■ Recorded data:
_ _ _ _

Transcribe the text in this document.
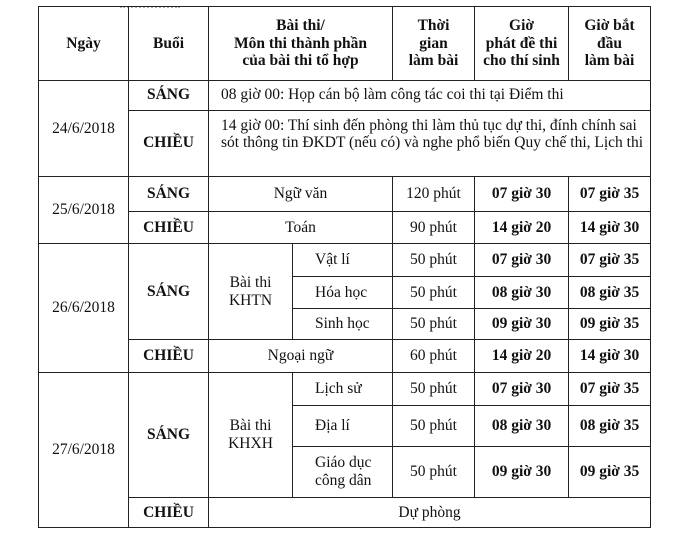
Ngày	Buổi	Bài thi/
Môn thi thành phần
của bài thi tổ hợp		Thời
gian
làm bài	Giờ
phát đề thi
cho thí sinh	Giờ bắt
đầu
làm bài
24/6/2018	SÁNG	08 giờ 00: Họp cán bộ làm công tác coi thi tại Điểm thi				
	CHIỀU	14 giờ 00: Thí sinh đến phòng thi làm thủ tục dự thi, đính chính sai sót thông tin ĐKDT (nếu có) và nghe phổ biến Quy chế thi, Lịch thi				
25/6/2018	SÁNG	Ngữ văn		120 phút	07 giờ 30	07 giờ 35
	CHIỀU	Toán		90 phút	14 giờ 20	14 giờ 30
26/6/2018	SÁNG	Bài thi
KHTN	Vật lí	50 phút	07 giờ 30	07 giờ 35
			Hóa học	50 phút	08 giờ 30	08 giờ 35
			Sinh học	50 phút	09 giờ 30	09 giờ 35
	CHIỀU	Ngoại ngữ		60 phút	14 giờ 20	14 giờ 30
27/6/2018	SÁNG	Bài thi
KHXH	Lịch sử	50 phút	07 giờ 30	07 giờ 35
			Địa lí	50 phút	08 giờ 30	08 giờ 35
			Giáo dục
công dân	50 phút	09 giờ 30	09 giờ 35
	CHIỀU	Dự phòng				
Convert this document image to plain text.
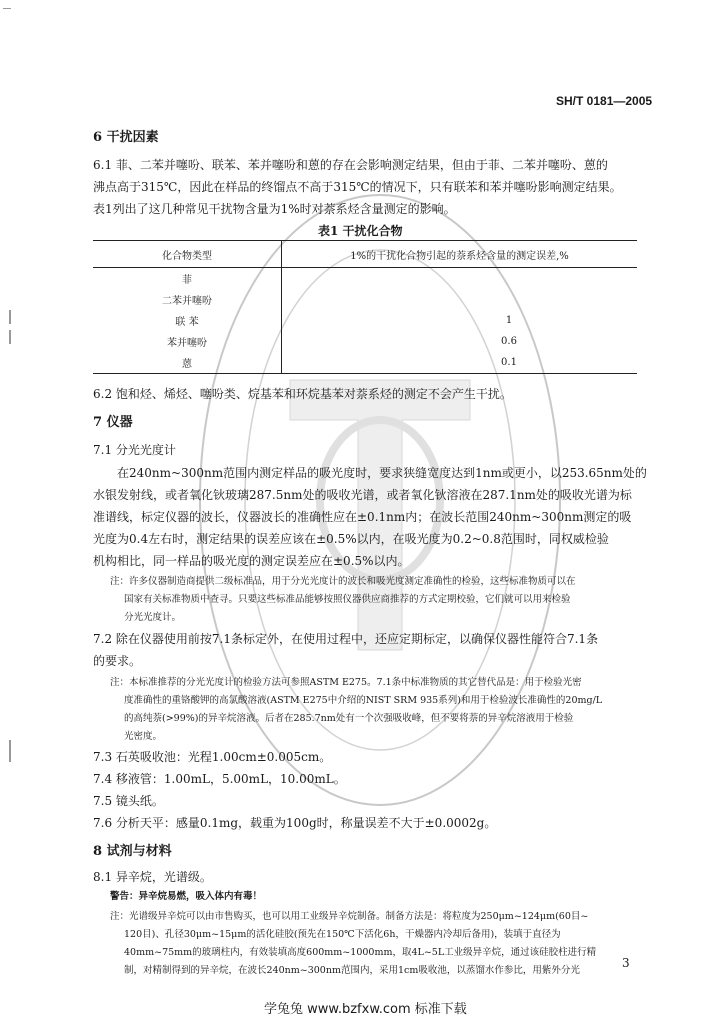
SH/T 0181—2005
6 干扰因素
6.1 菲、二苯并噻吩、联苯、苯并噻吩和蒽的存在会影响测定结果，但由于菲、二苯并噻吩、蒽的
沸点高于315℃，因此在样品的终馏点不高于315℃的情况下，只有联苯和苯并噻吩影响测定结果。
表1列出了这几种常见干扰物含量为1%时对萘系烃含量测定的影响。
表1 干扰化合物
化合物类型	1%的干扰化合物引起的萘系烃含量的测定误差,%
菲	
二苯并噻吩	
联 苯	1
苯并噻吩	0.6
蒽	0.1
6.2 饱和烃、烯烃、噻吩类、烷基苯和环烷基苯对萘系烃的测定不会产生干扰。
7 仪器
7.1 分光光度计
在240nm~300nm范围内测定样品的吸光度时，要求狭缝宽度达到1nm或更小，以253.65nm处的
水银发射线，或者氧化钬玻璃287.5nm处的吸收光谱，或者氧化钬溶液在287.1nm处的吸收光谱为标
准谱线，标定仪器的波长，仪器波长的准确性应在±0.1nm内；在波长范围240nm~300nm测定的吸
光度为0.4左右时，测定结果的误差应该在±0.5%以内，在吸光度为0.2~0.8范围时，同权威检验
机构相比，同一样品的吸光度的测定误差应在±0.5%以内。
注：许多仪器制造商提供二级标准品，用于分光光度计的波长和吸光度测定准确性的检验，这些标准物质可以在
国家有关标准物质中查寻。只要这些标准品能够按照仪器供应商推荐的方式定期校验，它们就可以用来检验
分光光度计。
7.2 除在仪器使用前按7.1条标定外，在使用过程中，还应定期标定，以确保仪器性能符合7.1条
的要求。
注：本标准推荐的分光光度计的检验方法可参照ASTM E275。7.1条中标准物质的其它替代品是：用于检验光密
度准确性的重铬酸钾的高氯酸溶液(ASTM E275中介绍的NIST SRM 935系列)和用于检验波长准确性的20mg/L
的高纯萘(>99%)的异辛烷溶液。后者在285.7nm处有一个次强吸收峰，但不要将萘的异辛烷溶液用于检验
光密度。
7.3 石英吸收池：光程1.00cm±0.005cm。
7.4 移液管：1.00mL，5.00mL，10.00mL。
7.5 镜头纸。
7.6 分析天平：感量0.1mg，载重为100g时，称量误差不大于±0.0002g。
8 试剂与材料
8.1 异辛烷，光谱级。
警告：异辛烷易燃，吸入体内有毒！
注：光谱级异辛烷可以由市售购买，也可以用工业级异辛烷制备。制备方法是：将粒度为250μm~124μm(60目~
120目)、孔径30μm~15μm的活化硅胶(预先在150℃下活化6h，干燥器内冷却后备用)，装填于直径为
40mm~75mm的玻璃柱内，有效装填高度600mm~1000mm，取4L~5L工业级异辛烷，通过该硅胶柱进行精
制，对精制得到的异辛烷，在波长240nm~300nm范围内，采用1cm吸收池，以蒸馏水作参比，用紫外分光
3
学兔兔 www.bzfxw.com 标准下载
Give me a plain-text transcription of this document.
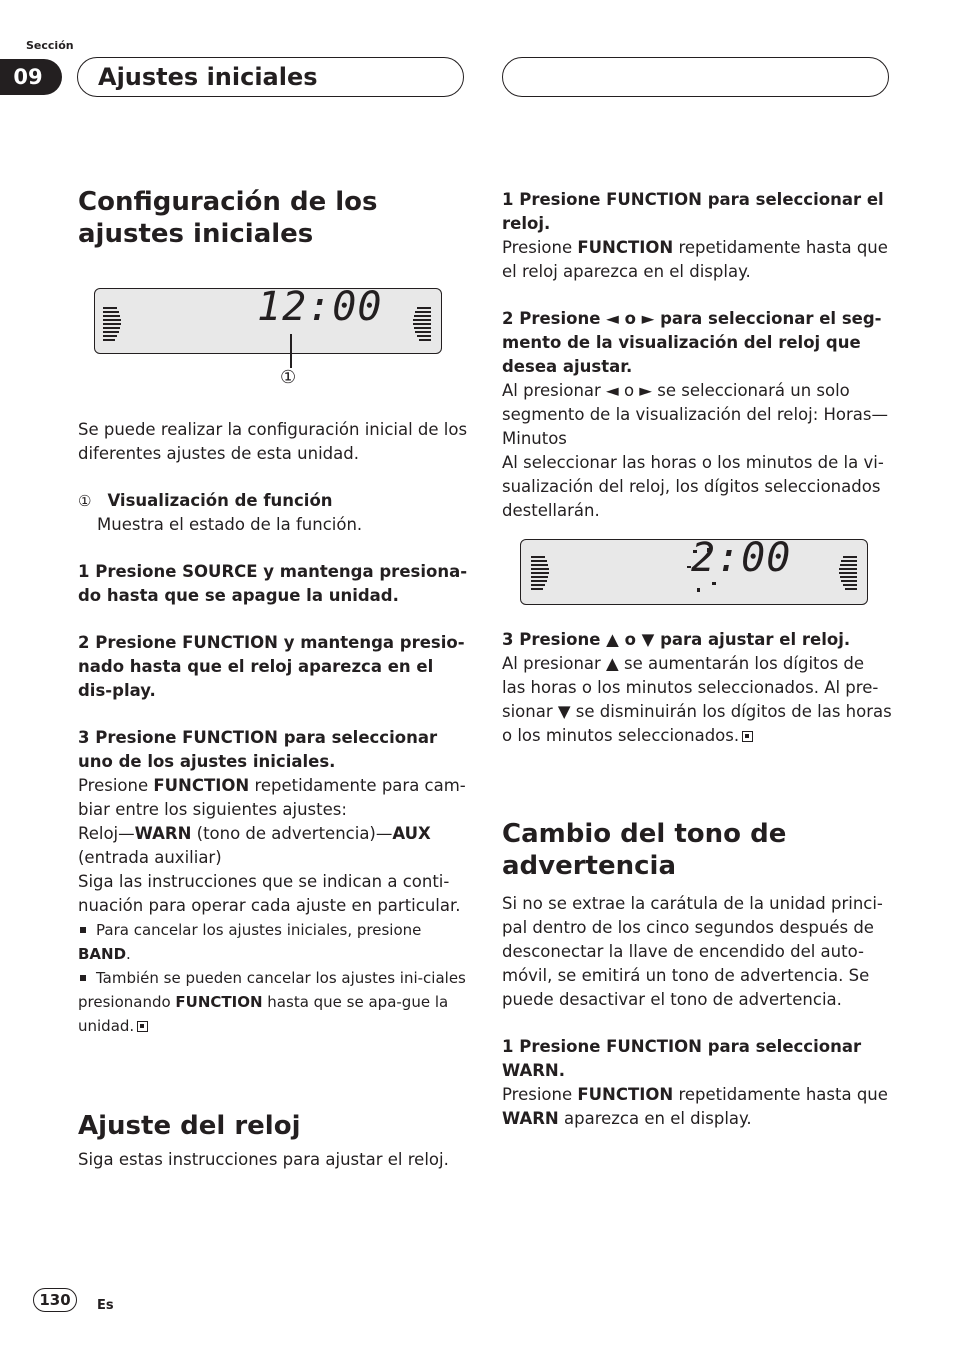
Sección
09	Ajustes iniciales
Configuración de los ajustes iniciales
12:00
①

Se puede realizar la configuración inicial de los diferentes ajustes de esta unidad.

① Visualización de función

Muestra el estado de la función.

1 Presione SOURCE y mantenga presiona-do hasta que se apague la unidad.

2 Presione FUNCTION y mantenga presio-nado hasta que el reloj aparezca en el dis-play.

3 Presione FUNCTION para seleccionar uno de los ajustes iniciales.

Presione FUNCTION repetidamente para cam-biar entre los siguientes ajustes:

Reloj—WARN (tono de advertencia)—AUX (entrada auxiliar)

Siga las instrucciones que se indican a conti-nuación para operar cada ajuste en particular.

Para cancelar los ajustes iniciales, presione BAND.

También se pueden cancelar los ajustes ini-ciales presionando FUNCTION hasta que se apa-gue la unidad.

Ajuste del reloj

Siga estas instrucciones para ajustar el reloj.

1 Presione FUNCTION para seleccionar el reloj.

Presione FUNCTION repetidamente hasta que el reloj aparezca en el display.

2 Presione ◄ o ► para seleccionar el seg-mento de la visualización del reloj que desea ajustar.

Al presionar ◄ o ► se seleccionará un solo segmento de la visualización del reloj: Horas—Minutos

Al seleccionar las horas o los minutos de la vi-sualización del reloj, los dígitos seleccionados destellarán.

2:00

3 Presione ▲ o ▼ para ajustar el reloj.

Al presionar ▲ se aumentarán los dígitos de las horas o los minutos seleccionados. Al pre-sionar ▼ se disminuirán los dígitos de las horas o los minutos seleccionados.

Cambio del tono de advertencia

Si no se extrae la carátula de la unidad princi-pal dentro de los cinco segundos después de desconectar la llave de encendido del auto-móvil, se emitirá un tono de advertencia. Se puede desactivar el tono de advertencia.

1 Presione FUNCTION para seleccionar WARN.

Presione FUNCTION repetidamente hasta que WARN aparezca en el display.

130	Es
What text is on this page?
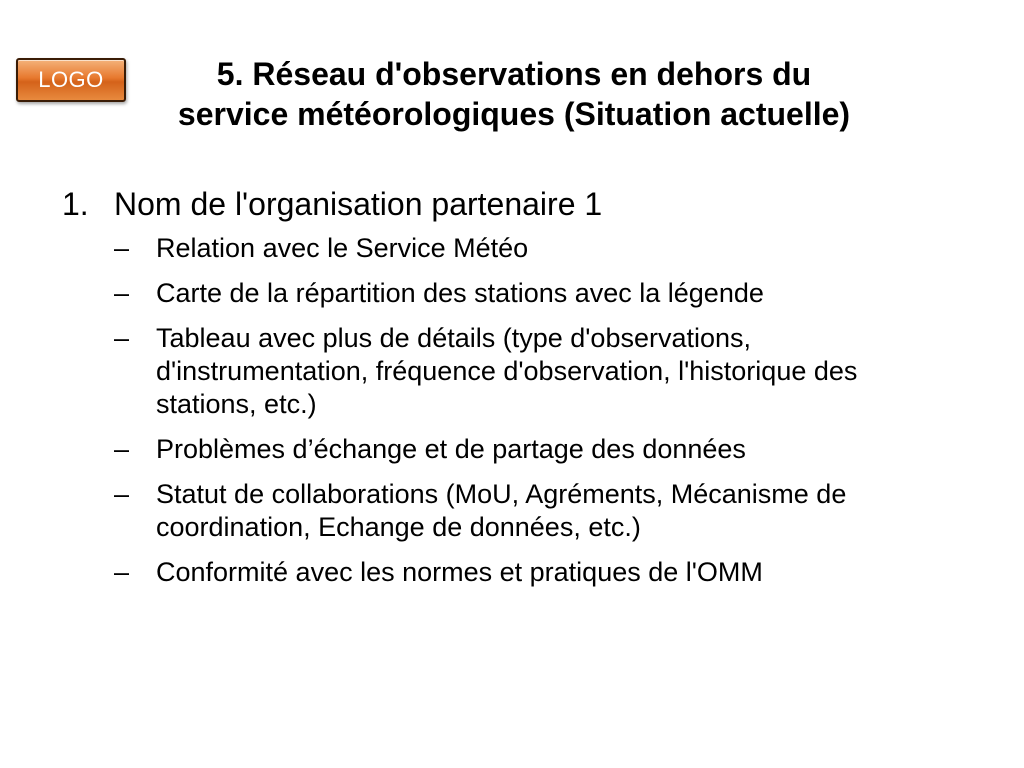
LOGO	5. Réseau d'observations en dehors du
service météorologiques (Situation actuelle)
1. Nom de l'organisation partenaire 1
– Relation avec le Service Météo
– Carte de la répartition des stations avec la légende
– Tableau avec plus de détails (type d'observations, d'instrumentation, fréquence d'observation, l'historique des stations, etc.)
– Problèmes d’échange et de partage des données
– Statut de collaborations (MoU, Agréments, Mécanisme de coordination, Echange de données, etc.)
– Conformité avec les normes et pratiques de l'OMM
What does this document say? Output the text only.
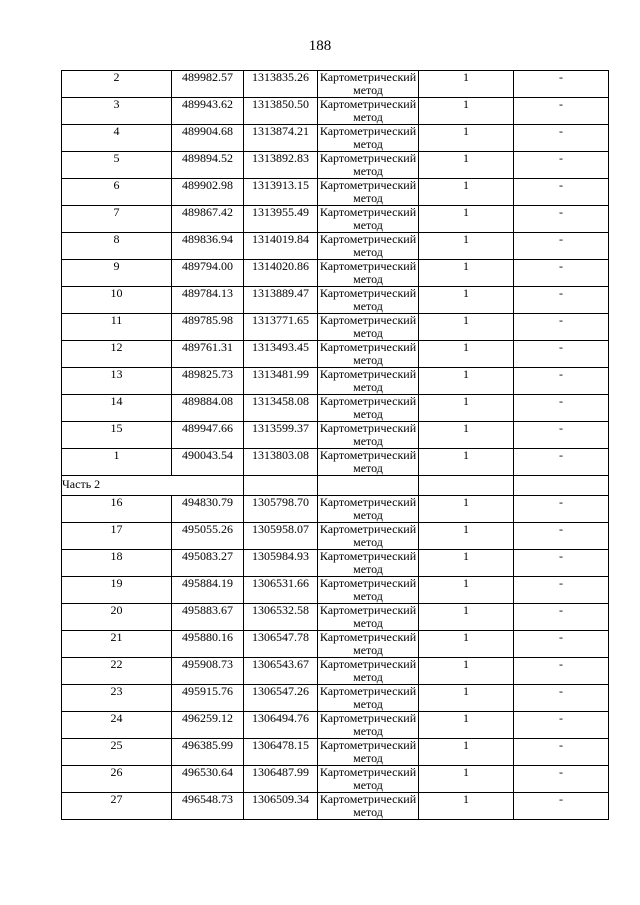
188
2	489982.57	1313835.26	Картометрический метод	1	-
3	489943.62	1313850.50	Картометрический метод	1	-
4	489904.68	1313874.21	Картометрический метод	1	-
5	489894.52	1313892.83	Картометрический метод	1	-
6	489902.98	1313913.15	Картометрический метод	1	-
7	489867.42	1313955.49	Картометрический метод	1	-
8	489836.94	1314019.84	Картометрический метод	1	-
9	489794.00	1314020.86	Картометрический метод	1	-
10	489784.13	1313889.47	Картометрический метод	1	-
11	489785.98	1313771.65	Картометрический метод	1	-
12	489761.31	1313493.45	Картометрический метод	1	-
13	489825.73	1313481.99	Картометрический метод	1	-
14	489884.08	1313458.08	Картометрический метод	1	-
15	489947.66	1313599.37	Картометрический метод	1	-
1	490043.54	1313803.08	Картометрический метод	1	-
Часть 2					
16	494830.79	1305798.70	Картометрический метод	1	-
17	495055.26	1305958.07	Картометрический метод	1	-
18	495083.27	1305984.93	Картометрический метод	1	-
19	495884.19	1306531.66	Картометрический метод	1	-
20	495883.67	1306532.58	Картометрический метод	1	-
21	495880.16	1306547.78	Картометрический метод	1	-
22	495908.73	1306543.67	Картометрический метод	1	-
23	495915.76	1306547.26	Картометрический метод	1	-
24	496259.12	1306494.76	Картометрический метод	1	-
25	496385.99	1306478.15	Картометрический метод	1	-
26	496530.64	1306487.99	Картометрический метод	1	-
27	496548.73	1306509.34	Картометрический метод	1	-
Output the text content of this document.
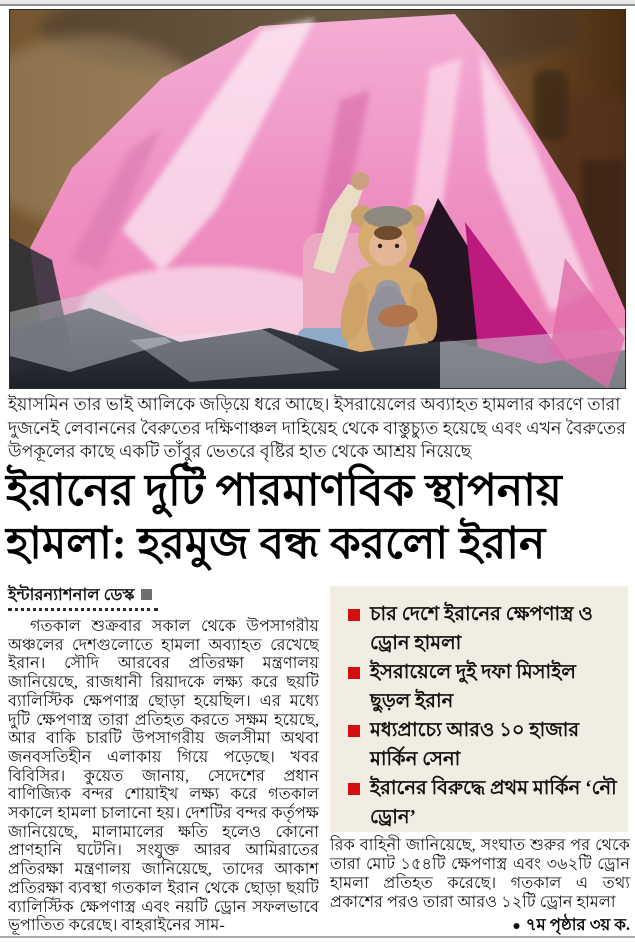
ইয়াসমিন তার ভাই আলিকে জড়িয়ে ধরে আছে। ইসরায়েলের অব্যাহত হামলার কারণে তারা দুজনেই লেবাননের বৈরুতের দক্ষিণাঞ্চল দাহিয়েহ থেকে বাস্তুচ্যুত হয়েছে এবং এখন বৈরুতের উপকূলের কাছে একটি তাঁবুর ভেতরে বৃষ্টির হাত থেকে আশ্রয় নিয়েছে
ইরানের দুটি পারমাণবিক স্থাপনায়
হামলা: হরমুজ বন্ধ করলো ইরান
ইন্টারন্যাশনাল ডেস্ক

গতকাল শুক্রবার সকাল থেকে উপসাগরীয় অঞ্চলের দেশগুলোতে হামলা অব্যাহত রেখেছে ইরান। সৌদি আরবের প্রতিরক্ষা মন্ত্রণালয় জানিয়েছে, রাজধানী রিয়াদকে লক্ষ্য করে ছয়টি ব্যালিস্টিক ক্ষেপণাস্ত্র ছোড়া হয়েছিল। এর মধ্যে দুটি ক্ষেপণাস্ত্র তারা প্রতিহত করতে সক্ষম হয়েছে, আর বাকি চারটি উপসাগরীয় জলসীমা অথবা জনবসতিহীন এলাকায় গিয়ে পড়েছে। খবর বিবিসির। কুয়েত জানায়, সেদেশের প্রধান বাণিজ্যিক বন্দর শোয়াইখ লক্ষ্য করে গতকাল সকালে হামলা চালানো হয়। দেশটির বন্দর কর্তৃপক্ষ জানিয়েছে, মালামালের ক্ষতি হলেও কোনো প্রাণহানি ঘটেনি। সংযুক্ত আরব আমিরাতের প্রতিরক্ষা মন্ত্রণালয় জানিয়েছে, তাদের আকাশ প্রতিরক্ষা ব্যবস্থা গতকাল ইরান থেকে ছোড়া ছয়টি ব্যালিস্টিক ক্ষেপণাস্ত্র এবং নয়টি ড্রোন সফলভাবে ভূপাতিত করেছে। বাহরাইনের সাম-

চার দেশে ইরানের ক্ষেপণাস্ত্র ও ড্রোন হামলা
ইসরায়েলে দুই দফা মিসাইল ছুড়ল ইরান
মধ্যপ্রাচ্যে আরও ১০ হাজার মার্কিন সেনা
ইরানের বিরুদ্ধে প্রথম মার্কিন ‘নৌ ড্রোন’

রিক বাহিনী জানিয়েছে, সংঘাত শুরুর পর থেকে তারা মোট ১৫৪টি ক্ষেপণাস্ত্র এবং ৩৬২টি ড্রোন হামলা প্রতিহত করেছে। গতকাল এ তথ্য প্রকাশের পরও তারা আরও ১২টি ড্রোন হামলা

● ৭ম পৃষ্ঠার ৩য় ক.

_ _ _ _

■ WHAT THE EXERCISE ASKS:
In the listing above, locate each line with "aparezca" and copy it.

■ WORKED SOLUTION:
2 Presione FUNCTION y mantenga presio-nado hasta que el reloj aparezca en el dis-play.
Presione FUNCTION repetidamente hasta que el reloj aparezca en el display.
Presione FUNCTION repetidamente hasta que WARN aparezca en el display.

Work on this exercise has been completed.